>> START INFORMATION SUPPLIED

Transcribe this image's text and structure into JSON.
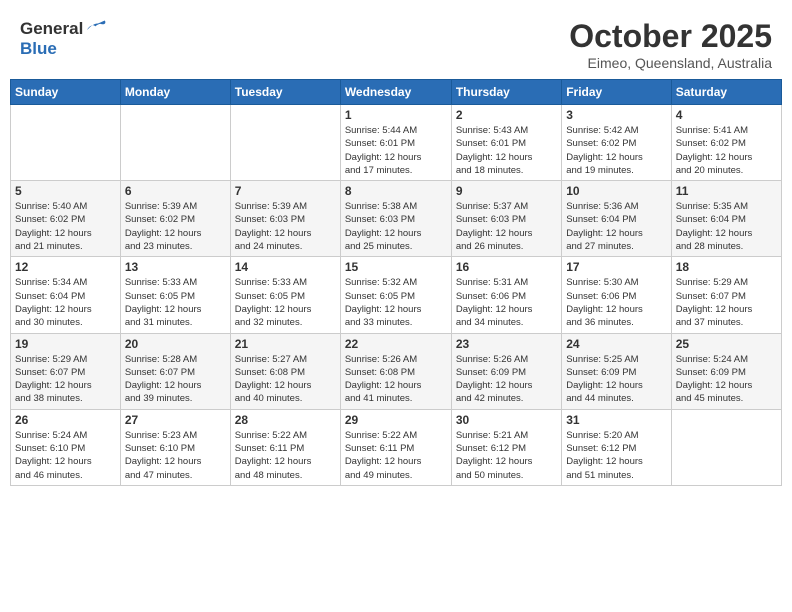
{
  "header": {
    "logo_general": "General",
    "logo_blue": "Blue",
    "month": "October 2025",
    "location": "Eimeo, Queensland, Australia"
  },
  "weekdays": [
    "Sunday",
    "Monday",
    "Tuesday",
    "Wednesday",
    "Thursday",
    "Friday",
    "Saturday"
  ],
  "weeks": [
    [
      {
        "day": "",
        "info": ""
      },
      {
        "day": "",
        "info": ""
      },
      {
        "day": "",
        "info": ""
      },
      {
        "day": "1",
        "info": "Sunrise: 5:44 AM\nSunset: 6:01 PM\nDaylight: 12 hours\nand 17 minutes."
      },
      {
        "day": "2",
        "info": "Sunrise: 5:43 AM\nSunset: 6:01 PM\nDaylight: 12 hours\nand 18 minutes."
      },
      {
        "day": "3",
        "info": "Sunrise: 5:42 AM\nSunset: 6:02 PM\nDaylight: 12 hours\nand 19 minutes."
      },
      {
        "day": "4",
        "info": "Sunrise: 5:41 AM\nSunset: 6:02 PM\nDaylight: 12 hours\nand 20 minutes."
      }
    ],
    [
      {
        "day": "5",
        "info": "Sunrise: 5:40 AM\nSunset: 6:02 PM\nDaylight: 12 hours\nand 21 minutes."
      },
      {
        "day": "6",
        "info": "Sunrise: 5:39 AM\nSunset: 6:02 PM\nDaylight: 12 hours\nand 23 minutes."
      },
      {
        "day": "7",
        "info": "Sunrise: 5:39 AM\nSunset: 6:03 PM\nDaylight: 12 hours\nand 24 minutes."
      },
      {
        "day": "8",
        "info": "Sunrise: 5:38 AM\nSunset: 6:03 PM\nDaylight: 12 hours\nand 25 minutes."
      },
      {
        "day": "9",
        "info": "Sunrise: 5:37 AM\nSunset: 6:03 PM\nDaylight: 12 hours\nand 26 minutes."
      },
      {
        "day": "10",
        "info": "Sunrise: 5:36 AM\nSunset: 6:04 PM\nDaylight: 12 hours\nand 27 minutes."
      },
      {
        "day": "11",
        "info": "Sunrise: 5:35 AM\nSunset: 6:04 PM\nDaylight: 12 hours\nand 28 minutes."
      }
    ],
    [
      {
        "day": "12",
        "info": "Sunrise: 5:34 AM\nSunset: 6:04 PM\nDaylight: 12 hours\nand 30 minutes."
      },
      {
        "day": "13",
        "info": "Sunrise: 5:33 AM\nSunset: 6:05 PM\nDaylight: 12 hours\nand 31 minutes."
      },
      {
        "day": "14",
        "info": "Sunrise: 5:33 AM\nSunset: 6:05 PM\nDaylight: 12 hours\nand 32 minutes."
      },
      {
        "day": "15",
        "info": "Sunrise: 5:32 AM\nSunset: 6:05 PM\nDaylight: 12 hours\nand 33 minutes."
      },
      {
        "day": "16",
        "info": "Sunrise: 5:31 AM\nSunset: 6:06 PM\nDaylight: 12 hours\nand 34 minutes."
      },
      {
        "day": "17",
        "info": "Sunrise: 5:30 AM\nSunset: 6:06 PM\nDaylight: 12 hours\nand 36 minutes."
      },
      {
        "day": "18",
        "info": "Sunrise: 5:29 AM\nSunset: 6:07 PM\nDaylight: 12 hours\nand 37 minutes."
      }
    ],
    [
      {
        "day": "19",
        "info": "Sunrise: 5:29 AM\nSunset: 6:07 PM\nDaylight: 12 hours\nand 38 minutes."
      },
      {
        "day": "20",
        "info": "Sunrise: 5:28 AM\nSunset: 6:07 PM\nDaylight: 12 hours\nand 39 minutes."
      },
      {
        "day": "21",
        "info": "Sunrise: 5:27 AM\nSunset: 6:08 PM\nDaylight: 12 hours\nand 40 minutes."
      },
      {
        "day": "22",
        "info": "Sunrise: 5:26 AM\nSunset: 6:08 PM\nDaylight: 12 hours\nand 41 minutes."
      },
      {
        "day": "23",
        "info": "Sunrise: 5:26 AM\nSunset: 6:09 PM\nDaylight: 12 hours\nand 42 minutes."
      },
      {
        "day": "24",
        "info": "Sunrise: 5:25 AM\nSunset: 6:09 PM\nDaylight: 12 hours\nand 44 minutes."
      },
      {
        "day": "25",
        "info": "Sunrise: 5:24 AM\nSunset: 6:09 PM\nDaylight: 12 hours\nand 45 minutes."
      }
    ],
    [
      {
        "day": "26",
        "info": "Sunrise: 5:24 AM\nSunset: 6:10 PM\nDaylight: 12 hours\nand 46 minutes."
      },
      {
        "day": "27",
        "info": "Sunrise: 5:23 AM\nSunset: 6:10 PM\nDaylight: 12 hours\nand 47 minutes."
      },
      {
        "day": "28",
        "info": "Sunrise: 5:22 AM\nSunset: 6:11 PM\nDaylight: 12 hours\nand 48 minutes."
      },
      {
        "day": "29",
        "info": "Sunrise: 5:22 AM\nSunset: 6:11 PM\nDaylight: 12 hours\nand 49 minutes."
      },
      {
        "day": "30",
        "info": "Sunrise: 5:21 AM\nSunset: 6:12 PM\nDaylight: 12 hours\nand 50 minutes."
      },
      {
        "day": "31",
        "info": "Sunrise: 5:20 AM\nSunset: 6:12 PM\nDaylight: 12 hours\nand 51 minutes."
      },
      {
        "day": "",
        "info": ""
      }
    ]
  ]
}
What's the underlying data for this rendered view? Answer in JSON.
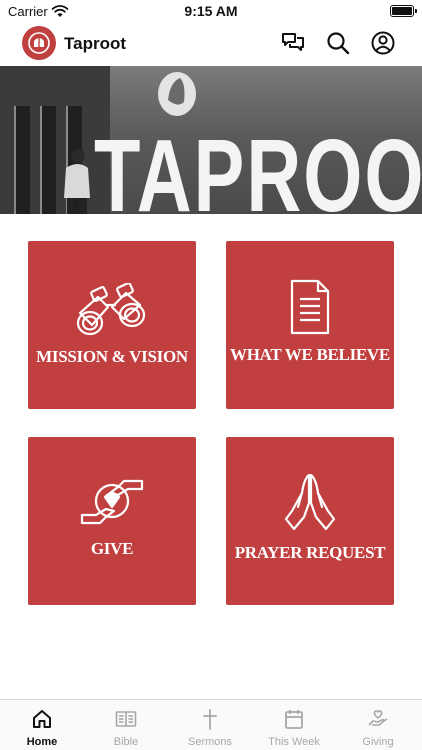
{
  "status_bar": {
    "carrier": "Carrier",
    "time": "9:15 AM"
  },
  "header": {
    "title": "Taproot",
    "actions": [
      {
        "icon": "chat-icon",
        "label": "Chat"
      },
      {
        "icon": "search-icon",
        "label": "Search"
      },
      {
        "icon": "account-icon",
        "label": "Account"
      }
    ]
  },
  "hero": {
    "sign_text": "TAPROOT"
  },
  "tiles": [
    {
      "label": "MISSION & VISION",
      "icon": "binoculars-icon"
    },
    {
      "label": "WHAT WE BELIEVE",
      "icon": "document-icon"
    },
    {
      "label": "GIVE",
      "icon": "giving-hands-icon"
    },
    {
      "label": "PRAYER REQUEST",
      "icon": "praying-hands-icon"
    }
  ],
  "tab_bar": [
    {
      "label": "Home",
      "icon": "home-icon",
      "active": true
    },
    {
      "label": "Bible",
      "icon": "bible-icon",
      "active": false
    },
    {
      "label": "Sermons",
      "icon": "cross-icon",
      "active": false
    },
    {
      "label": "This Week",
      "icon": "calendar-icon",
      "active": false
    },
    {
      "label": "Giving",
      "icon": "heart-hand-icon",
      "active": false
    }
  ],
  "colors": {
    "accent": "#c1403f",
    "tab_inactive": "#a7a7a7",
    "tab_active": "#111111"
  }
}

>> END INFORMATION SUPPLIED

**GOAL**
In the records above, how many lines contain the string "hands"? State that number only.

**TASK SOLUTION**
2